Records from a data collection
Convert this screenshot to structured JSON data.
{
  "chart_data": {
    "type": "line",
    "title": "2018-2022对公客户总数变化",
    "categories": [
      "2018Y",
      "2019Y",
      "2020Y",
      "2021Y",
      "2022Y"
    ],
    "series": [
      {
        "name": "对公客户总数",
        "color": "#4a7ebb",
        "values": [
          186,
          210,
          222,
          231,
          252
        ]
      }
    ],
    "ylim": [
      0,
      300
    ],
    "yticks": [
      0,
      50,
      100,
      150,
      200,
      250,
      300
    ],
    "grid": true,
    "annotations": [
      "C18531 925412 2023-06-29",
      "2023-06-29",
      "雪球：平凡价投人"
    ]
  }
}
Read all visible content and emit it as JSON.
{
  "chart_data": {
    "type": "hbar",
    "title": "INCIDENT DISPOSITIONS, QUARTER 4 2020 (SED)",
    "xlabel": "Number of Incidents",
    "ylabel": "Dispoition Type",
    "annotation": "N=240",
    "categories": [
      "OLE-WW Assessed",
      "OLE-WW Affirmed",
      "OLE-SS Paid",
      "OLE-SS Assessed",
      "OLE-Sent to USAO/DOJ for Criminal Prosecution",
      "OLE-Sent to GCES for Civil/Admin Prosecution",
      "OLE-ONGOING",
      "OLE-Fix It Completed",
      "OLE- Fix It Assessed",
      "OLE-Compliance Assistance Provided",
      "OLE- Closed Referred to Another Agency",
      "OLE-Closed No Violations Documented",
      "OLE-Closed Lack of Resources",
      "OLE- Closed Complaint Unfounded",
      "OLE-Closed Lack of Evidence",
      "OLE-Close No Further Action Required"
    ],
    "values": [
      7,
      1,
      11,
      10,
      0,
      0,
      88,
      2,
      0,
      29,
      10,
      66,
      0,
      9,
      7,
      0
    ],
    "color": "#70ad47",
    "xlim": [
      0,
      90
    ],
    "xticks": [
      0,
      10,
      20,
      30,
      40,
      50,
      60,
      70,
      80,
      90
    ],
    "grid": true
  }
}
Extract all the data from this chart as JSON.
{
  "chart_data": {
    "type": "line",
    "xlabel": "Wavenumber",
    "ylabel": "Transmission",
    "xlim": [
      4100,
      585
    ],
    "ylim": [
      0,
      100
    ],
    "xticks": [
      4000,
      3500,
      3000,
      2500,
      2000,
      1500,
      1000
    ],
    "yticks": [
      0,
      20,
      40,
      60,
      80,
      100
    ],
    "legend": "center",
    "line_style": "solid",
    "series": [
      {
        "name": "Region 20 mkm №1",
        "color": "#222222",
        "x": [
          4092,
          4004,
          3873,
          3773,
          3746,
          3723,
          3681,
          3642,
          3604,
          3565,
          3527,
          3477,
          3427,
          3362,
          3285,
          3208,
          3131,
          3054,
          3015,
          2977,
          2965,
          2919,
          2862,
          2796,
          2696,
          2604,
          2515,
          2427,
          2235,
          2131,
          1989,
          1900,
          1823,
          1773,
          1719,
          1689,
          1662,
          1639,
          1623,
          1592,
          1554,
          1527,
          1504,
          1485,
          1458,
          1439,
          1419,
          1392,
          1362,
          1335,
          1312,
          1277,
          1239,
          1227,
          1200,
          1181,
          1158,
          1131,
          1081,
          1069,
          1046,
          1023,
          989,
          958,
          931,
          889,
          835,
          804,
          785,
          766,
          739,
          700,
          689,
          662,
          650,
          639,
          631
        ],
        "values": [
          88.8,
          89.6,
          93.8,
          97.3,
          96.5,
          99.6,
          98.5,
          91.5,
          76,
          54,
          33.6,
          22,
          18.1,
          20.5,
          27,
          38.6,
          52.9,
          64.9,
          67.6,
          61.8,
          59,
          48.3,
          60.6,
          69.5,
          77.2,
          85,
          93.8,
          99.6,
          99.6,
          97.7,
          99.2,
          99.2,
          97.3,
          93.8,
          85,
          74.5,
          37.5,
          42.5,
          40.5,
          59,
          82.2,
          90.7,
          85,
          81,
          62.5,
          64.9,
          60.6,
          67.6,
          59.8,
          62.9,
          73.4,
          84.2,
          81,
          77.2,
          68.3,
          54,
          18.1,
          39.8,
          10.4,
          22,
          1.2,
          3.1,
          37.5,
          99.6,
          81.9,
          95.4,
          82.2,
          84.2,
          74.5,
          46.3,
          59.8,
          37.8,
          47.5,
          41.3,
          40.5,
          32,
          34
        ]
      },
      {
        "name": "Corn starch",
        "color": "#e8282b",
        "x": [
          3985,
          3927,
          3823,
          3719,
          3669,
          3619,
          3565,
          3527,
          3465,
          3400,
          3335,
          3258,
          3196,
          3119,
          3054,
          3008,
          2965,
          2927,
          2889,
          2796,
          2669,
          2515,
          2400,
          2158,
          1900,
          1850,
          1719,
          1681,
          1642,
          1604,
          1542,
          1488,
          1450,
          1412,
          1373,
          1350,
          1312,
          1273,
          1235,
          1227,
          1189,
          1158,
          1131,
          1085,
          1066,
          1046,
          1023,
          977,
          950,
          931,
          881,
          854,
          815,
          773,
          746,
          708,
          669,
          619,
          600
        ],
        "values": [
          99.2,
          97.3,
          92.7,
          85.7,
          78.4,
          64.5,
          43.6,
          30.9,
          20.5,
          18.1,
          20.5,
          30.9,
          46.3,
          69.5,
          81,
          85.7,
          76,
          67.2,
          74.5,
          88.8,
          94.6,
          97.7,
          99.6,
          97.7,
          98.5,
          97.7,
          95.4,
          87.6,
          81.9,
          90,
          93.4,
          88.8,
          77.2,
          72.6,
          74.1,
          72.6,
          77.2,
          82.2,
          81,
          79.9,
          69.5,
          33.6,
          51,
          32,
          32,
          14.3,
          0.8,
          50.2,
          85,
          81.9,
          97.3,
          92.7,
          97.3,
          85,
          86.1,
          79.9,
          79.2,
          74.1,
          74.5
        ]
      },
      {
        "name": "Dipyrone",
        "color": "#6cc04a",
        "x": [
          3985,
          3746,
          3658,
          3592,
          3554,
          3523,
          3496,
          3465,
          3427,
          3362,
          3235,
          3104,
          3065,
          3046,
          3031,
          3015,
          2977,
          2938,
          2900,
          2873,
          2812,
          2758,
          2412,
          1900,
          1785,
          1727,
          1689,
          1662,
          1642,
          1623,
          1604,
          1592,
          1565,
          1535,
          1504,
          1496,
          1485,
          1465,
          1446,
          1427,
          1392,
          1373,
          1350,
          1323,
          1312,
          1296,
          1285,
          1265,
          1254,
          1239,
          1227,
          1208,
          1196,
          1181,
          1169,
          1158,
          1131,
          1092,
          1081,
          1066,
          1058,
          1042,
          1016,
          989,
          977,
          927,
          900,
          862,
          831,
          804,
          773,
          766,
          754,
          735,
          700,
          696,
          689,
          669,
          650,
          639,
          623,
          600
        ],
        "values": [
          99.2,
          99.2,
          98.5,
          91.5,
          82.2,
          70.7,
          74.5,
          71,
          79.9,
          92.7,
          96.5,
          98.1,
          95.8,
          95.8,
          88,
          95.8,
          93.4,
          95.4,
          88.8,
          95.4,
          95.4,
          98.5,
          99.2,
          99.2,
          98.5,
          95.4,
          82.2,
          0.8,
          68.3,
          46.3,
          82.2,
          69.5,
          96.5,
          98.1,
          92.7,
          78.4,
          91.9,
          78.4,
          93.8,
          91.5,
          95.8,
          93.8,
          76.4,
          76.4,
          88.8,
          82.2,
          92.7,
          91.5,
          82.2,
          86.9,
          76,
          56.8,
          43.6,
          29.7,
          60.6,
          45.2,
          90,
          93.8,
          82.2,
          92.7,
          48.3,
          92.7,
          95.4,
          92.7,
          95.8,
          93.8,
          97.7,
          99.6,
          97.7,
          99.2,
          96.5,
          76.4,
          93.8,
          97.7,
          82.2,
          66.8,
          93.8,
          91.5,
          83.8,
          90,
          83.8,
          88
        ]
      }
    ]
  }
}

Aim of the exercise – Out of the material above, select every line that holds the string "Prosecution".

Answer for the task –
      "OLE-Sent to USAO/DOJ for Criminal Prosecution",
      "OLE-Sent to GCES for Civil/Admin Prosecution",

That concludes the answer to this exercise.